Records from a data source

········

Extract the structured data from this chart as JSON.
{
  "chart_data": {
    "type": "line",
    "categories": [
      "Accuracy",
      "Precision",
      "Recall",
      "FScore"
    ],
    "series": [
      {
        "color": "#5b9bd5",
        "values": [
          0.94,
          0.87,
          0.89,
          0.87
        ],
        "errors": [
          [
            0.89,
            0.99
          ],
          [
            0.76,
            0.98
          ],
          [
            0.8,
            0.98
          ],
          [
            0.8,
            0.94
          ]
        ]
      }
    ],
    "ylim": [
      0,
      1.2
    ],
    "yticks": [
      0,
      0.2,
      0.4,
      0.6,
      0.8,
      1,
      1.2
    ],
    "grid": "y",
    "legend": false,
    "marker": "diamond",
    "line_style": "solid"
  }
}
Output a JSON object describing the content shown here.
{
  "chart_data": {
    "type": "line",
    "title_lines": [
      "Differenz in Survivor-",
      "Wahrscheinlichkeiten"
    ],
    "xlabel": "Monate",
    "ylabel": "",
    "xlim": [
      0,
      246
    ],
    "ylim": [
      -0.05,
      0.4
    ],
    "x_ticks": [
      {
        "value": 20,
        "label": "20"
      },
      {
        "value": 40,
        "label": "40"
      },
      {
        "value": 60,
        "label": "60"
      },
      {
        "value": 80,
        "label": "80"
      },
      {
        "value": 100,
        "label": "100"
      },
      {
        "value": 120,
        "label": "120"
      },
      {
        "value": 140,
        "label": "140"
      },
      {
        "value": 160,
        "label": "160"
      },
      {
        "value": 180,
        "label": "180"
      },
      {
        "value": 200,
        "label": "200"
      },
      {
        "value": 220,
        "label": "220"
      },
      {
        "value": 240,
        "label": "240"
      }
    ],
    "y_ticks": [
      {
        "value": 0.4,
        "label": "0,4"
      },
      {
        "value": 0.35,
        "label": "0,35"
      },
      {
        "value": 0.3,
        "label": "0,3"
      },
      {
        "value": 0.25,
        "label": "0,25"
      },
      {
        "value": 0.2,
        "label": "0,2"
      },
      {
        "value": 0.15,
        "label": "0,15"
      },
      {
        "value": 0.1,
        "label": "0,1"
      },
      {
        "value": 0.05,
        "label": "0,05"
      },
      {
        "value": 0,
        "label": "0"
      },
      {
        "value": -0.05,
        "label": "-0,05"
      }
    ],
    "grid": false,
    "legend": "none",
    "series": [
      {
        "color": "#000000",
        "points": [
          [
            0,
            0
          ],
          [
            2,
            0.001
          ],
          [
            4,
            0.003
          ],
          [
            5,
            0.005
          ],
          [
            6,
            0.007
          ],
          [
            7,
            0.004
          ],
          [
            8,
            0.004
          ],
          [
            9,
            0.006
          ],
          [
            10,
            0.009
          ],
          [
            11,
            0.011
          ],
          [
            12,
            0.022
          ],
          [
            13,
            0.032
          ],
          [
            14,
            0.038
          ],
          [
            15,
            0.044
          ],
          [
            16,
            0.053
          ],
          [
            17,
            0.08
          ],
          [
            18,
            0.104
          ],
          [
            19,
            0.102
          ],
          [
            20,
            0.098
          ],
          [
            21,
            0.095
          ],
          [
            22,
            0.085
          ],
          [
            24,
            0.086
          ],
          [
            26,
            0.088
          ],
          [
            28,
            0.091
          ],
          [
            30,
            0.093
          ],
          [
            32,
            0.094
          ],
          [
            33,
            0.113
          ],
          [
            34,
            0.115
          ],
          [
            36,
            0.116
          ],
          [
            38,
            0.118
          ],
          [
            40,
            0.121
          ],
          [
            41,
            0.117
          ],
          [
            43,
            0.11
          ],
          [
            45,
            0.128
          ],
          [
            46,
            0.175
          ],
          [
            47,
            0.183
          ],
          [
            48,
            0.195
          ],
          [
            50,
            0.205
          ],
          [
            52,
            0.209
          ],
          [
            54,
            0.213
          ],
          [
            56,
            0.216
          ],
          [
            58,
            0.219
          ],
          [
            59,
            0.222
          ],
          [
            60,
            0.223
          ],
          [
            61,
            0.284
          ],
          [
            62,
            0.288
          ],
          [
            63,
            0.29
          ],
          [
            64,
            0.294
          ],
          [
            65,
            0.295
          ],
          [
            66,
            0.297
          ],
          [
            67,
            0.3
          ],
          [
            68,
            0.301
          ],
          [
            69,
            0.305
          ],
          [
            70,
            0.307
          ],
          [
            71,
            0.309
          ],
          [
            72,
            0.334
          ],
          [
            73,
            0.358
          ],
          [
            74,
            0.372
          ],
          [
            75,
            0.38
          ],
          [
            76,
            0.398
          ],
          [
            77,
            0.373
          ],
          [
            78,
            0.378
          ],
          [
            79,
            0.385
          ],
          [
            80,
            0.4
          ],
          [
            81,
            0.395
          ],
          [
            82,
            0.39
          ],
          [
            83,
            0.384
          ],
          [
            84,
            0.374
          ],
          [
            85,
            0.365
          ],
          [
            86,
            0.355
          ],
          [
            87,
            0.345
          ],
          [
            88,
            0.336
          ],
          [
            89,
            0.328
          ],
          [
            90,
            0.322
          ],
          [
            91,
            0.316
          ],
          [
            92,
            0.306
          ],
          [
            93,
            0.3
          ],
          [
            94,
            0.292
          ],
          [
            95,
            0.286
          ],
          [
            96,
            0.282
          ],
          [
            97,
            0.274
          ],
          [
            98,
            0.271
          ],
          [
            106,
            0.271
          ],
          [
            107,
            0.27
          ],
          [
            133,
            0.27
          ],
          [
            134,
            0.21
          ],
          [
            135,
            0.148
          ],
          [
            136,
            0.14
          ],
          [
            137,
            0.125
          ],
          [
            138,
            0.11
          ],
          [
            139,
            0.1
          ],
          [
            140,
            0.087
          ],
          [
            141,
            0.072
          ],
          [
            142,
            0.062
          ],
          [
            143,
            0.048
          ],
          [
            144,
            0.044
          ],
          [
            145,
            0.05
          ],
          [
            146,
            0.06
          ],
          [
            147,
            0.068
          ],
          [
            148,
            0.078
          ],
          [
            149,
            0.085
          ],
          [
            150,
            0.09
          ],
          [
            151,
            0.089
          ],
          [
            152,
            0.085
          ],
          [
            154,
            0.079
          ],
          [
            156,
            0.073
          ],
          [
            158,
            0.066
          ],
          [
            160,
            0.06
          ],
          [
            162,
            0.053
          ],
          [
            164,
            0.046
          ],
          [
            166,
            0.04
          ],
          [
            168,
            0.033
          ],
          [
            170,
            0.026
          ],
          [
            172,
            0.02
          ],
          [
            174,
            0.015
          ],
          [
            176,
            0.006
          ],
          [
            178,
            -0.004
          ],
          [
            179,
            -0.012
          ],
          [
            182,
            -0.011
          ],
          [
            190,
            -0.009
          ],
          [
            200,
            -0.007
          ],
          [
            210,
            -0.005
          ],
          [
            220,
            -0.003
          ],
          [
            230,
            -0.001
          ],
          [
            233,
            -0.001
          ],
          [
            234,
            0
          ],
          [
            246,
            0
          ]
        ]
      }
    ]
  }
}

········

▸ **Brief**
Repeat the entries above exactly, leaving nothing out.

▸ **Answer to this task**
Extract the structured data from this chart as JSON.
{
  "chart_data": {
    "type": "line",
    "categories": [
      "Accuracy",
      "Precision",
      "Recall",
      "FScore"
    ],
    "series": [
      {
        "color": "#5b9bd5",
        "values": [
          0.94,
          0.87,
          0.89,
          0.87
        ],
        "errors": [
          [
            0.89,
            0.99
          ],
          [
            0.76,
            0.98
          ],
          [
            0.8,
            0.98
          ],
          [
            0.8,
            0.94
          ]
        ]
      }
    ],
    "ylim": [
      0,
      1.2
    ],
    "yticks": [
      0,
      0.2,
      0.4,
      0.6,
      0.8,
      1,
      1.2
    ],
    "grid": "y",
    "legend": false,
    "marker": "diamond",
    "line_style": "solid"
  }
}
Output a JSON object describing the content shown here.
{
  "chart_data": {
    "type": "line",
    "title_lines": [
      "Differenz in Survivor-",
      "Wahrscheinlichkeiten"
    ],
    "xlabel": "Monate",
    "ylabel": "",
    "xlim": [
      0,
      246
    ],
    "ylim": [
      -0.05,
      0.4
    ],
    "x_ticks": [
      {
        "value": 20,
        "label": "20"
      },
      {
        "value": 40,
        "label": "40"
      },
      {
        "value": 60,
        "label": "60"
      },
      {
        "value": 80,
        "label": "80"
      },
      {
        "value": 100,
        "label": "100"
      },
      {
        "value": 120,
        "label": "120"
      },
      {
        "value": 140,
        "label": "140"
      },
      {
        "value": 160,
        "label": "160"
      },
      {
        "value": 180,
        "label": "180"
      },
      {
        "value": 200,
        "label": "200"
      },
      {
        "value": 220,
        "label": "220"
      },
      {
        "value": 240,
        "label": "240"
      }
    ],
    "y_ticks": [
      {
        "value": 0.4,
        "label": "0,4"
      },
      {
        "value": 0.35,
        "label": "0,35"
      },
      {
        "value": 0.3,
        "label": "0,3"
      },
      {
        "value": 0.25,
        "label": "0,25"
      },
      {
        "value": 0.2,
        "label": "0,2"
      },
      {
        "value": 0.15,
        "label": "0,15"
      },
      {
        "value": 0.1,
        "label": "0,1"
      },
      {
        "value": 0.05,
        "label": "0,05"
      },
      {
        "value": 0,
        "label": "0"
      },
      {
        "value": -0.05,
        "label": "-0,05"
      }
    ],
    "grid": false,
    "legend": "none",
    "series": [
      {
        "color": "#000000",
        "points": [
          [
            0,
            0
          ],
          [
            2,
            0.001
          ],
          [
            4,
            0.003
          ],
          [
            5,
            0.005
          ],
          [
            6,
            0.007
          ],
          [
            7,
            0.004
          ],
          [
            8,
            0.004
          ],
          [
            9,
            0.006
          ],
          [
            10,
            0.009
          ],
          [
            11,
            0.011
          ],
          [
            12,
            0.022
          ],
          [
            13,
            0.032
          ],
          [
            14,
            0.038
          ],
          [
            15,
            0.044
          ],
          [
            16,
            0.053
          ],
          [
            17,
            0.08
          ],
          [
            18,
            0.104
          ],
          [
            19,
            0.102
          ],
          [
            20,
            0.098
          ],
          [
            21,
            0.095
          ],
          [
            22,
            0.085
          ],
          [
            24,
            0.086
          ],
          [
            26,
            0.088
          ],
          [
            28,
            0.091
          ],
          [
            30,
            0.093
          ],
          [
            32,
            0.094
          ],
          [
            33,
            0.113
          ],
          [
            34,
            0.115
          ],
          [
            36,
            0.116
          ],
          [
            38,
            0.118
          ],
          [
            40,
            0.121
          ],
          [
            41,
            0.117
          ],
          [
            43,
            0.11
          ],
          [
            45,
            0.128
          ],
          [
            46,
            0.175
          ],
          [
            47,
            0.183
          ],
          [
            48,
            0.195
          ],
          [
            50,
            0.205
          ],
          [
            52,
            0.209
          ],
          [
            54,
            0.213
          ],
          [
            56,
            0.216
          ],
          [
            58,
            0.219
          ],
          [
            59,
            0.222
          ],
          [
            60,
            0.223
          ],
          [
            61,
            0.284
          ],
          [
            62,
            0.288
          ],
          [
            63,
            0.29
          ],
          [
            64,
            0.294
          ],
          [
            65,
            0.295
          ],
          [
            66,
            0.297
          ],
          [
            67,
            0.3
          ],
          [
            68,
            0.301
          ],
          [
            69,
            0.305
          ],
          [
            70,
            0.307
          ],
          [
            71,
            0.309
          ],
          [
            72,
            0.334
          ],
          [
            73,
            0.358
          ],
          [
            74,
            0.372
          ],
          [
            75,
            0.38
          ],
          [
            76,
            0.398
          ],
          [
            77,
            0.373
          ],
          [
            78,
            0.378
          ],
          [
            79,
            0.385
          ],
          [
            80,
            0.4
          ],
          [
            81,
            0.395
          ],
          [
            82,
            0.39
          ],
          [
            83,
            0.384
          ],
          [
            84,
            0.374
          ],
          [
            85,
            0.365
          ],
          [
            86,
            0.355
          ],
          [
            87,
            0.345
          ],
          [
            88,
            0.336
          ],
          [
            89,
            0.328
          ],
          [
            90,
            0.322
          ],
          [
            91,
            0.316
          ],
          [
            92,
            0.306
          ],
          [
            93,
            0.3
          ],
          [
            94,
            0.292
          ],
          [
            95,
            0.286
          ],
          [
            96,
            0.282
          ],
          [
            97,
            0.274
          ],
          [
            98,
            0.271
          ],
          [
            106,
            0.271
          ],
          [
            107,
            0.27
          ],
          [
            133,
            0.27
          ],
          [
            134,
            0.21
          ],
          [
            135,
            0.148
          ],
          [
            136,
            0.14
          ],
          [
            137,
            0.125
          ],
          [
            138,
            0.11
          ],
          [
            139,
            0.1
          ],
          [
            140,
            0.087
          ],
          [
            141,
            0.072
          ],
          [
            142,
            0.062
          ],
          [
            143,
            0.048
          ],
          [
            144,
            0.044
          ],
          [
            145,
            0.05
          ],
          [
            146,
            0.06
          ],
          [
            147,
            0.068
          ],
          [
            148,
            0.078
          ],
          [
            149,
            0.085
          ],
          [
            150,
            0.09
          ],
          [
            151,
            0.089
          ],
          [
            152,
            0.085
          ],
          [
            154,
            0.079
          ],
          [
            156,
            0.073
          ],
          [
            158,
            0.066
          ],
          [
            160,
            0.06
          ],
          [
            162,
            0.053
          ],
          [
            164,
            0.046
          ],
          [
            166,
            0.04
          ],
          [
            168,
            0.033
          ],
          [
            170,
            0.026
          ],
          [
            172,
            0.02
          ],
          [
            174,
            0.015
          ],
          [
            176,
            0.006
          ],
          [
            178,
            -0.004
          ],
          [
            179,
            -0.012
          ],
          [
            182,
            -0.011
          ],
          [
            190,
            -0.009
          ],
          [
            200,
            -0.007
          ],
          [
            210,
            -0.005
          ],
          [
            220,
            -0.003
          ],
          [
            230,
            -0.001
          ],
          [
            233,
            -0.001
          ],
          [
            234,
            0
          ],
          [
            246,
            0
          ]
        ]
      }
    ]
  }
}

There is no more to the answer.